* **Records for the exercise**
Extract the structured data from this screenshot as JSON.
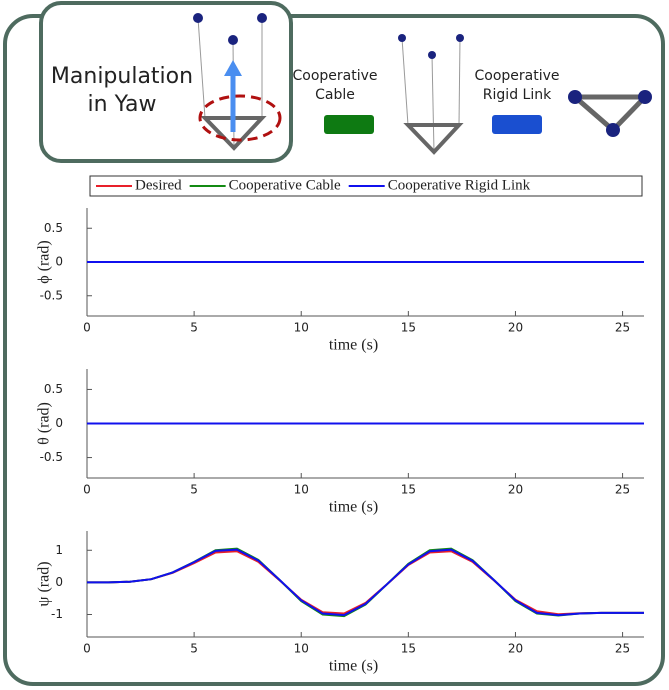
{
  "header": {
    "inset_title_lines": [
      "Manipulation",
      "in Yaw"
    ],
    "cable_label_lines": [
      "Cooperative",
      "Cable"
    ],
    "rigid_label_lines": [
      "Cooperative",
      "Rigid Link"
    ]
  },
  "chart_data": [
    {
      "type": "line",
      "x_label": "time (s)",
      "y_label": "ϕ (rad)",
      "xlim": [
        0,
        26
      ],
      "ylim": [
        -0.8,
        0.8
      ],
      "xticks": [
        0,
        5,
        10,
        15,
        20,
        25
      ],
      "yticks": [
        0.5,
        0,
        -0.5
      ],
      "legend": "top",
      "series": [
        {
          "name": "Desired",
          "color": "#e8202a",
          "x": [
            0,
            26
          ],
          "values": [
            0,
            0
          ]
        },
        {
          "name": "Cooperative Cable",
          "color": "#138a13",
          "x": [
            0,
            26
          ],
          "values": [
            0,
            0
          ]
        },
        {
          "name": "Cooperative Rigid Link",
          "color": "#1010ee",
          "x": [
            0,
            26
          ],
          "values": [
            0,
            0
          ]
        }
      ]
    },
    {
      "type": "line",
      "x_label": "time (s)",
      "y_label": "θ (rad)",
      "xlim": [
        0,
        26
      ],
      "ylim": [
        -0.8,
        0.8
      ],
      "xticks": [
        0,
        5,
        10,
        15,
        20,
        25
      ],
      "yticks": [
        0.5,
        0,
        -0.5
      ],
      "series": [
        {
          "color": "#e8202a",
          "x": [
            0,
            26
          ],
          "values": [
            0,
            0
          ]
        },
        {
          "color": "#138a13",
          "x": [
            0,
            26
          ],
          "values": [
            0,
            0
          ]
        },
        {
          "color": "#1010ee",
          "x": [
            0,
            26
          ],
          "values": [
            0,
            0
          ]
        }
      ]
    },
    {
      "type": "line",
      "x_label": "time (s)",
      "y_label": "ψ (rad)",
      "xlim": [
        0,
        26
      ],
      "ylim": [
        -1.7,
        1.6
      ],
      "xticks": [
        0,
        5,
        10,
        15,
        20,
        25
      ],
      "yticks": [
        1,
        0,
        -1
      ],
      "series": [
        {
          "color": "#e8202a",
          "x": [
            0,
            1,
            2,
            3,
            4,
            5,
            6,
            7,
            8,
            9,
            10,
            11,
            12,
            13,
            14,
            15,
            16,
            17,
            18,
            19,
            20,
            21,
            22,
            23,
            24,
            25,
            26
          ],
          "values": [
            0,
            0,
            0.02,
            0.1,
            0.3,
            0.6,
            0.93,
            0.97,
            0.64,
            0.06,
            -0.54,
            -0.93,
            -0.97,
            -0.64,
            -0.06,
            0.54,
            0.93,
            0.97,
            0.64,
            0.06,
            -0.54,
            -0.9,
            -0.99,
            -0.96,
            -0.95,
            -0.95,
            -0.95
          ]
        },
        {
          "color": "#138a13",
          "x": [
            0,
            1,
            2,
            3,
            4,
            5,
            6,
            7,
            8,
            9,
            10,
            11,
            12,
            13,
            14,
            15,
            16,
            17,
            18,
            19,
            20,
            21,
            22,
            23,
            24,
            25,
            26
          ],
          "values": [
            0,
            0,
            0.02,
            0.1,
            0.31,
            0.64,
            1.0,
            1.05,
            0.7,
            0.07,
            -0.58,
            -1.0,
            -1.05,
            -0.69,
            -0.06,
            0.58,
            1.0,
            1.05,
            0.69,
            0.07,
            -0.58,
            -0.97,
            -1.03,
            -0.97,
            -0.95,
            -0.95,
            -0.95
          ]
        },
        {
          "color": "#1010ee",
          "x": [
            0,
            1,
            2,
            3,
            4,
            5,
            6,
            7,
            8,
            9,
            10,
            11,
            12,
            13,
            14,
            15,
            16,
            17,
            18,
            19,
            20,
            21,
            22,
            23,
            24,
            25,
            26
          ],
          "values": [
            0,
            0,
            0.02,
            0.1,
            0.31,
            0.63,
            0.98,
            1.02,
            0.68,
            0.07,
            -0.56,
            -0.97,
            -1.02,
            -0.67,
            -0.06,
            0.56,
            0.97,
            1.02,
            0.67,
            0.07,
            -0.56,
            -0.95,
            -1.02,
            -0.97,
            -0.95,
            -0.95,
            -0.95
          ]
        }
      ]
    }
  ]
}
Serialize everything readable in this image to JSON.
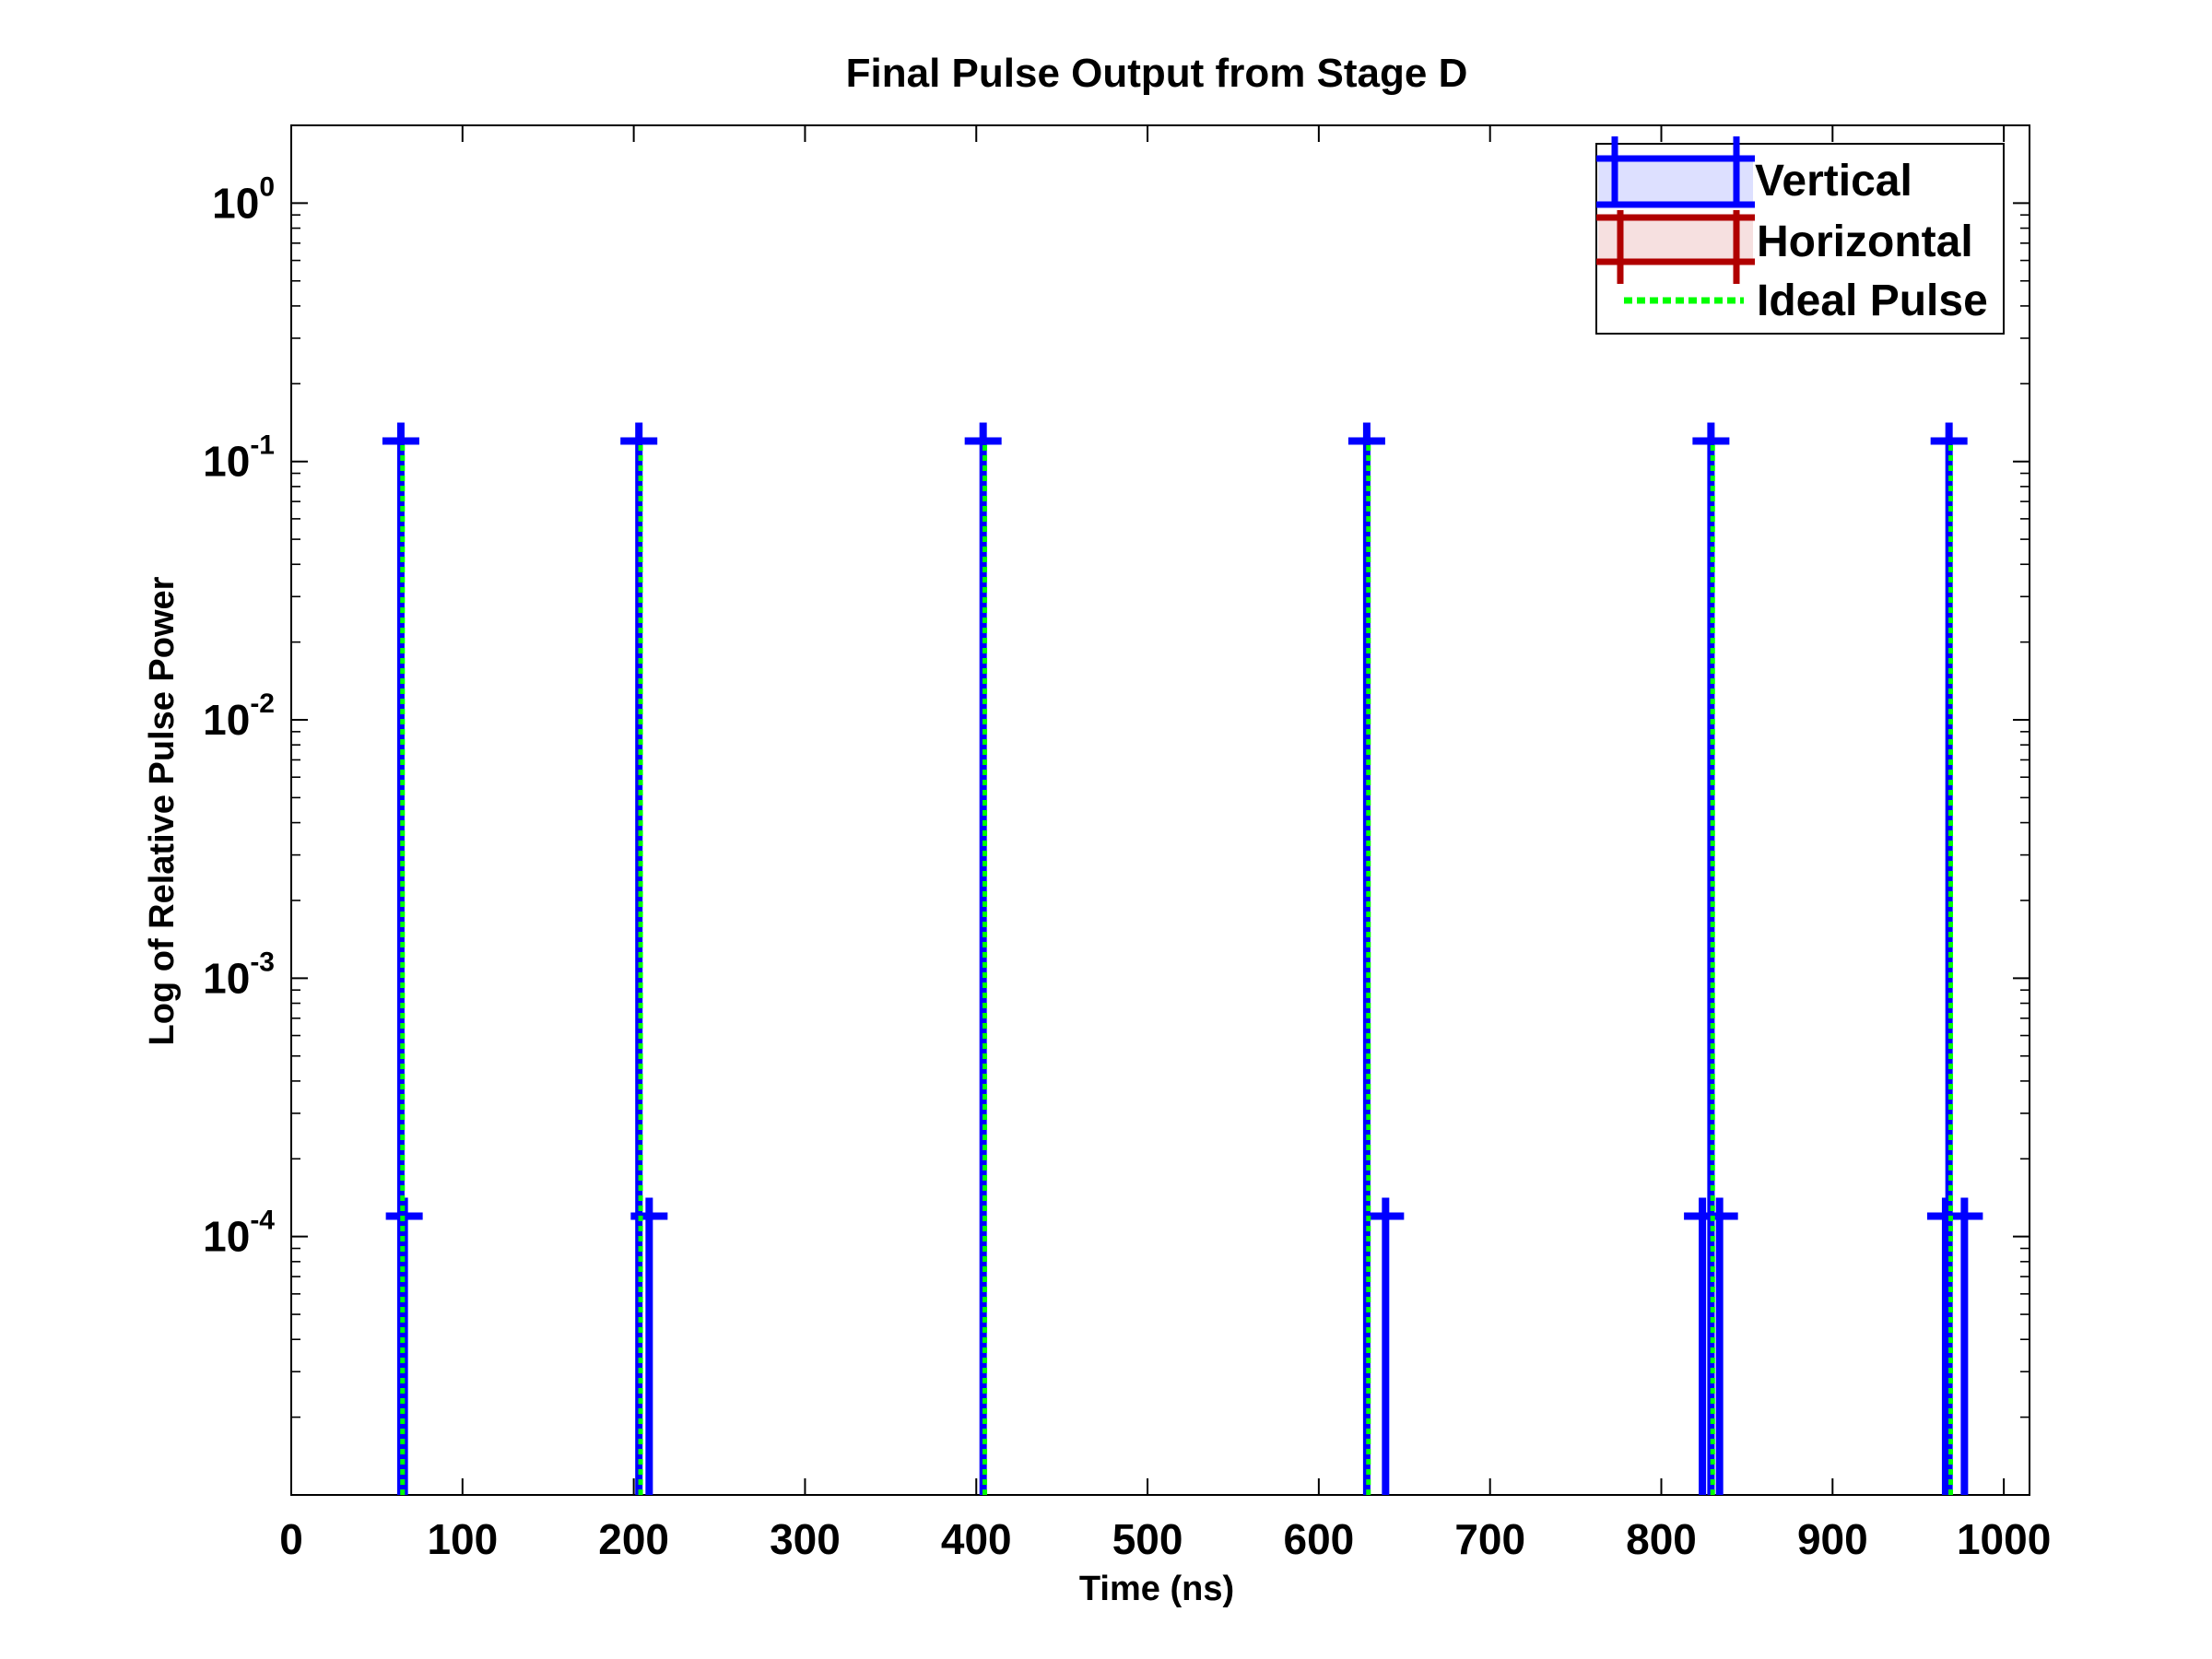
{
  "chart_data": {
    "type": "line",
    "title": "Final Pulse Output from Stage D",
    "xlabel": "Time (ns)",
    "ylabel": "Log of Relative Pulse Power",
    "xscale": "linear",
    "yscale": "log",
    "xlim": [
      0,
      1015
    ],
    "ylim": [
      1e-05,
      2
    ],
    "x_ticks": [
      0,
      100,
      200,
      300,
      400,
      500,
      600,
      700,
      800,
      900,
      1000
    ],
    "x_tick_labels": [
      "0",
      "100",
      "200",
      "300",
      "400",
      "500",
      "600",
      "700",
      "800",
      "900",
      "1000"
    ],
    "y_ticks": [
      {
        "value": 1,
        "base": "10",
        "exp": "0"
      },
      {
        "value": 0.1,
        "base": "10",
        "exp": "-1"
      },
      {
        "value": 0.01,
        "base": "10",
        "exp": "-2"
      },
      {
        "value": 0.001,
        "base": "10",
        "exp": "-3"
      },
      {
        "value": 0.0001,
        "base": "10",
        "exp": "-4"
      }
    ],
    "grid": false,
    "legend_position": "top-right",
    "colors": {
      "vertical": "#0000ff",
      "horizontal": "#b00000",
      "ideal": "#00ff00"
    },
    "series": [
      {
        "name": "Vertical",
        "pulses": [
          {
            "x": 64,
            "y": 0.12
          },
          {
            "x": 66,
            "y": 0.00012
          },
          {
            "x": 203,
            "y": 0.12
          },
          {
            "x": 209,
            "y": 0.00012
          },
          {
            "x": 404,
            "y": 0.12
          },
          {
            "x": 628,
            "y": 0.12
          },
          {
            "x": 639,
            "y": 0.00012
          },
          {
            "x": 829,
            "y": 0.12
          },
          {
            "x": 824,
            "y": 0.00012
          },
          {
            "x": 834,
            "y": 0.00012
          },
          {
            "x": 968,
            "y": 0.12
          },
          {
            "x": 966,
            "y": 0.00012
          },
          {
            "x": 977,
            "y": 0.00012
          }
        ]
      },
      {
        "name": "Horizontal",
        "pulses": []
      },
      {
        "name": "Ideal Pulse",
        "pulses": [
          {
            "x": 65,
            "y": 0.12
          },
          {
            "x": 204,
            "y": 0.12
          },
          {
            "x": 405,
            "y": 0.12
          },
          {
            "x": 629,
            "y": 0.12
          },
          {
            "x": 830,
            "y": 0.12
          },
          {
            "x": 969,
            "y": 0.12
          }
        ]
      }
    ]
  }
}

* **What is asked**
Write out the records above once more, word for word, with no pictures.

* **Task answer**
Extract the structured data from this screenshot as JSON.
{
  "header": {
    "inset_title_lines": [
      "Manipulation",
      "in Yaw"
    ],
    "cable_label_lines": [
      "Cooperative",
      "Cable"
    ],
    "rigid_label_lines": [
      "Cooperative",
      "Rigid Link"
    ]
  },
  "chart_data": [
    {
      "type": "line",
      "x_label": "time (s)",
      "y_label": "ϕ (rad)",
      "xlim": [
        0,
        26
      ],
      "ylim": [
        -0.8,
        0.8
      ],
      "xticks": [
        0,
        5,
        10,
        15,
        20,
        25
      ],
      "yticks": [
        0.5,
        0,
        -0.5
      ],
      "legend": "top",
      "series": [
        {
          "name": "Desired",
          "color": "#e8202a",
          "x": [
            0,
            26
          ],
          "values": [
            0,
            0
          ]
        },
        {
          "name": "Cooperative Cable",
          "color": "#138a13",
          "x": [
            0,
            26
          ],
          "values": [
            0,
            0
          ]
        },
        {
          "name": "Cooperative Rigid Link",
          "color": "#1010ee",
          "x": [
            0,
            26
          ],
          "values": [
            0,
            0
          ]
        }
      ]
    },
    {
      "type": "line",
      "x_label": "time (s)",
      "y_label": "θ (rad)",
      "xlim": [
        0,
        26
      ],
      "ylim": [
        -0.8,
        0.8
      ],
      "xticks": [
        0,
        5,
        10,
        15,
        20,
        25
      ],
      "yticks": [
        0.5,
        0,
        -0.5
      ],
      "series": [
        {
          "color": "#e8202a",
          "x": [
            0,
            26
          ],
          "values": [
            0,
            0
          ]
        },
        {
          "color": "#138a13",
          "x": [
            0,
            26
          ],
          "values": [
            0,
            0
          ]
        },
        {
          "color": "#1010ee",
          "x": [
            0,
            26
          ],
          "values": [
            0,
            0
          ]
        }
      ]
    },
    {
      "type": "line",
      "x_label": "time (s)",
      "y_label": "ψ (rad)",
      "xlim": [
        0,
        26
      ],
      "ylim": [
        -1.7,
        1.6
      ],
      "xticks": [
        0,
        5,
        10,
        15,
        20,
        25
      ],
      "yticks": [
        1,
        0,
        -1
      ],
      "series": [
        {
          "color": "#e8202a",
          "x": [
            0,
            1,
            2,
            3,
            4,
            5,
            6,
            7,
            8,
            9,
            10,
            11,
            12,
            13,
            14,
            15,
            16,
            17,
            18,
            19,
            20,
            21,
            22,
            23,
            24,
            25,
            26
          ],
          "values": [
            0,
            0,
            0.02,
            0.1,
            0.3,
            0.6,
            0.93,
            0.97,
            0.64,
            0.06,
            -0.54,
            -0.93,
            -0.97,
            -0.64,
            -0.06,
            0.54,
            0.93,
            0.97,
            0.64,
            0.06,
            -0.54,
            -0.9,
            -0.99,
            -0.96,
            -0.95,
            -0.95,
            -0.95
          ]
        },
        {
          "color": "#138a13",
          "x": [
            0,
            1,
            2,
            3,
            4,
            5,
            6,
            7,
            8,
            9,
            10,
            11,
            12,
            13,
            14,
            15,
            16,
            17,
            18,
            19,
            20,
            21,
            22,
            23,
            24,
            25,
            26
          ],
          "values": [
            0,
            0,
            0.02,
            0.1,
            0.31,
            0.64,
            1.0,
            1.05,
            0.7,
            0.07,
            -0.58,
            -1.0,
            -1.05,
            -0.69,
            -0.06,
            0.58,
            1.0,
            1.05,
            0.69,
            0.07,
            -0.58,
            -0.97,
            -1.03,
            -0.97,
            -0.95,
            -0.95,
            -0.95
          ]
        },
        {
          "color": "#1010ee",
          "x": [
            0,
            1,
            2,
            3,
            4,
            5,
            6,
            7,
            8,
            9,
            10,
            11,
            12,
            13,
            14,
            15,
            16,
            17,
            18,
            19,
            20,
            21,
            22,
            23,
            24,
            25,
            26
          ],
          "values": [
            0,
            0,
            0.02,
            0.1,
            0.31,
            0.63,
            0.98,
            1.02,
            0.68,
            0.07,
            -0.56,
            -0.97,
            -1.02,
            -0.67,
            -0.06,
            0.56,
            0.97,
            1.02,
            0.67,
            0.07,
            -0.56,
            -0.95,
            -1.02,
            -0.97,
            -0.95,
            -0.95,
            -0.95
          ]
        }
      ]
    }
  ]
}
Serialize everything readable in this image to JSON.
{
  "chart_data": {
    "type": "line",
    "title": "Final Pulse Output from Stage D",
    "xlabel": "Time (ns)",
    "ylabel": "Log of Relative Pulse Power",
    "xscale": "linear",
    "yscale": "log",
    "xlim": [
      0,
      1015
    ],
    "ylim": [
      1e-05,
      2
    ],
    "x_ticks": [
      0,
      100,
      200,
      300,
      400,
      500,
      600,
      700,
      800,
      900,
      1000
    ],
    "x_tick_labels": [
      "0",
      "100",
      "200",
      "300",
      "400",
      "500",
      "600",
      "700",
      "800",
      "900",
      "1000"
    ],
    "y_ticks": [
      {
        "value": 1,
        "base": "10",
        "exp": "0"
      },
      {
        "value": 0.1,
        "base": "10",
        "exp": "-1"
      },
      {
        "value": 0.01,
        "base": "10",
        "exp": "-2"
      },
      {
        "value": 0.001,
        "base": "10",
        "exp": "-3"
      },
      {
        "value": 0.0001,
        "base": "10",
        "exp": "-4"
      }
    ],
    "grid": false,
    "legend_position": "top-right",
    "colors": {
      "vertical": "#0000ff",
      "horizontal": "#b00000",
      "ideal": "#00ff00"
    },
    "series": [
      {
        "name": "Vertical",
        "pulses": [
          {
            "x": 64,
            "y": 0.12
          },
          {
            "x": 66,
            "y": 0.00012
          },
          {
            "x": 203,
            "y": 0.12
          },
          {
            "x": 209,
            "y": 0.00012
          },
          {
            "x": 404,
            "y": 0.12
          },
          {
            "x": 628,
            "y": 0.12
          },
          {
            "x": 639,
            "y": 0.00012
          },
          {
            "x": 829,
            "y": 0.12
          },
          {
            "x": 824,
            "y": 0.00012
          },
          {
            "x": 834,
            "y": 0.00012
          },
          {
            "x": 968,
            "y": 0.12
          },
          {
            "x": 966,
            "y": 0.00012
          },
          {
            "x": 977,
            "y": 0.00012
          }
        ]
      },
      {
        "name": "Horizontal",
        "pulses": []
      },
      {
        "name": "Ideal Pulse",
        "pulses": [
          {
            "x": 65,
            "y": 0.12
          },
          {
            "x": 204,
            "y": 0.12
          },
          {
            "x": 405,
            "y": 0.12
          },
          {
            "x": 629,
            "y": 0.12
          },
          {
            "x": 830,
            "y": 0.12
          },
          {
            "x": 969,
            "y": 0.12
          }
        ]
      }
    ]
  }
}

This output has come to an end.